WHAT THE TASK REQUIRES: Count how many lines in the material below hold the word "active"; the reply is that number alone.

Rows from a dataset
-=-=-=-=-
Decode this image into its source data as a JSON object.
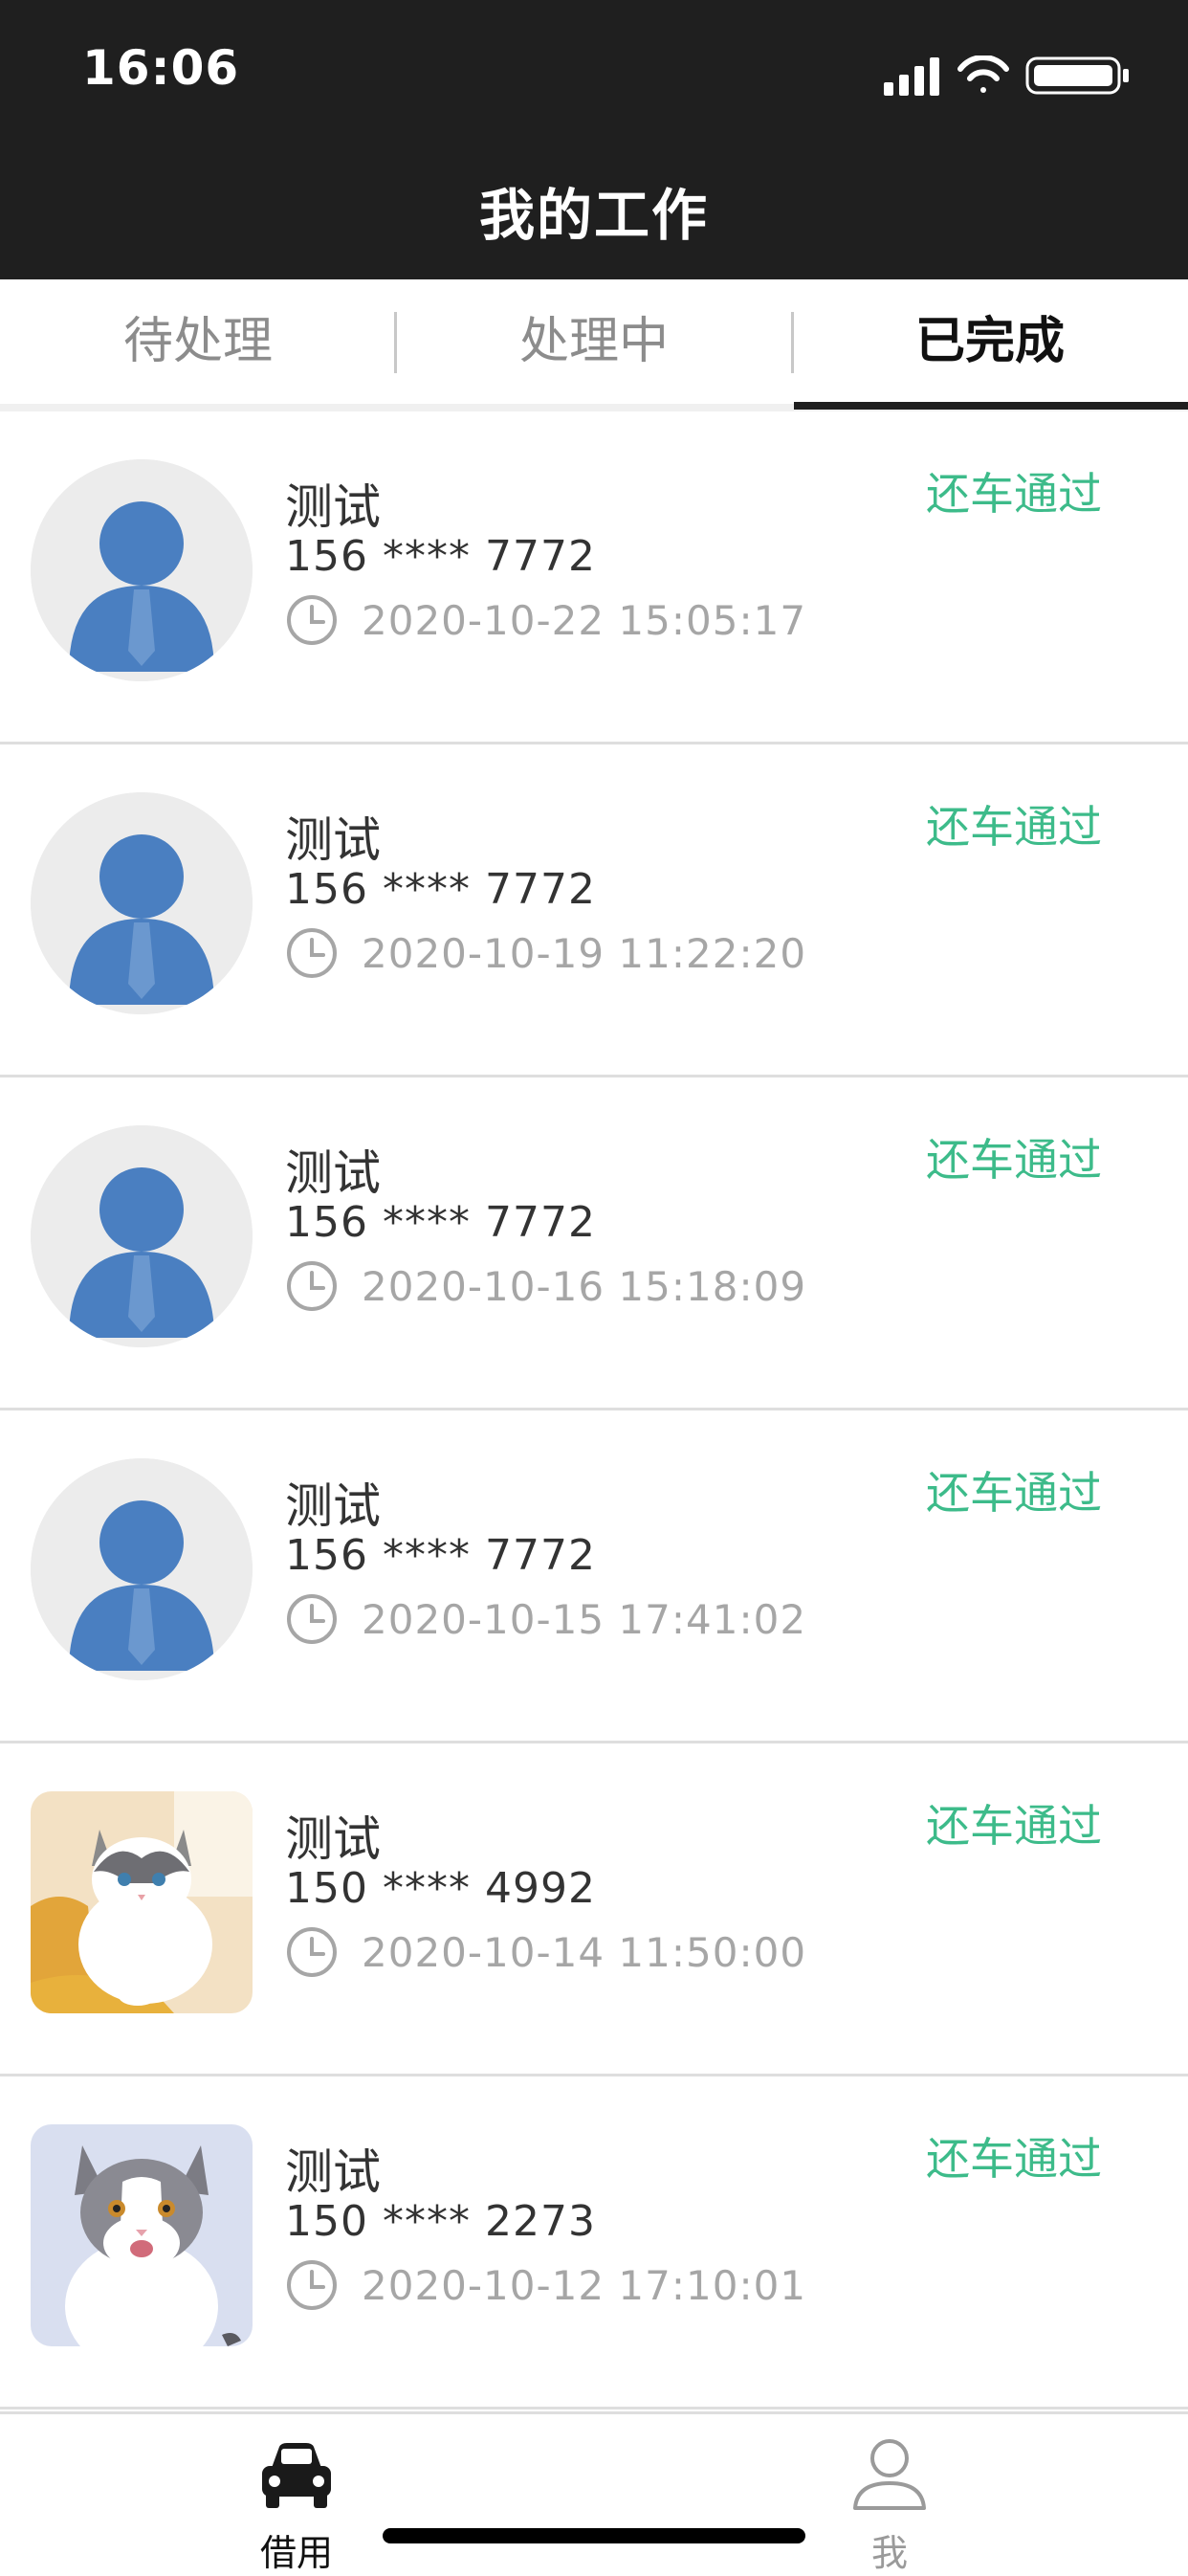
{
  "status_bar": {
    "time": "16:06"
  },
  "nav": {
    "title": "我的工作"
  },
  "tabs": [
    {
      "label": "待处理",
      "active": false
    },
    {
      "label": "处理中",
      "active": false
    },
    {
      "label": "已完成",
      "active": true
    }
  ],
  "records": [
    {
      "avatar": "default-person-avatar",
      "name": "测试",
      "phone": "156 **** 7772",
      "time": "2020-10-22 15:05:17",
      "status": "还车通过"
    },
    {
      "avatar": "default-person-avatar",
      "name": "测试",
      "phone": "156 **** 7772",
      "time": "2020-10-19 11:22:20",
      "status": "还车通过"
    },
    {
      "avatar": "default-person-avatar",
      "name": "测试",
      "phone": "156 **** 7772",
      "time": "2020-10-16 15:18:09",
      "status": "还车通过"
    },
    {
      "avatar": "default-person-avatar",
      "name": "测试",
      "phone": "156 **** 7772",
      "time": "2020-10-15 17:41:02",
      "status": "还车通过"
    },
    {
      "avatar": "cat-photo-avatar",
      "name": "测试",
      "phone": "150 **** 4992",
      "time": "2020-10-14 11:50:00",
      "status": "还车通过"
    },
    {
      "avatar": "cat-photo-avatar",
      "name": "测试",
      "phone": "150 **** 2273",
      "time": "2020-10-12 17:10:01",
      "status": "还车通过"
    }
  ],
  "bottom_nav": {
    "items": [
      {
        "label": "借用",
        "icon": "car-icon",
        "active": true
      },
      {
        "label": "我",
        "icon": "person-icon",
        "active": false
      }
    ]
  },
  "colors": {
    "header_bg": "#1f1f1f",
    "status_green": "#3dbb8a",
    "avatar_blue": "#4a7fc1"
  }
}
-=-=-=-=-
RESULT OF THE TASK: 5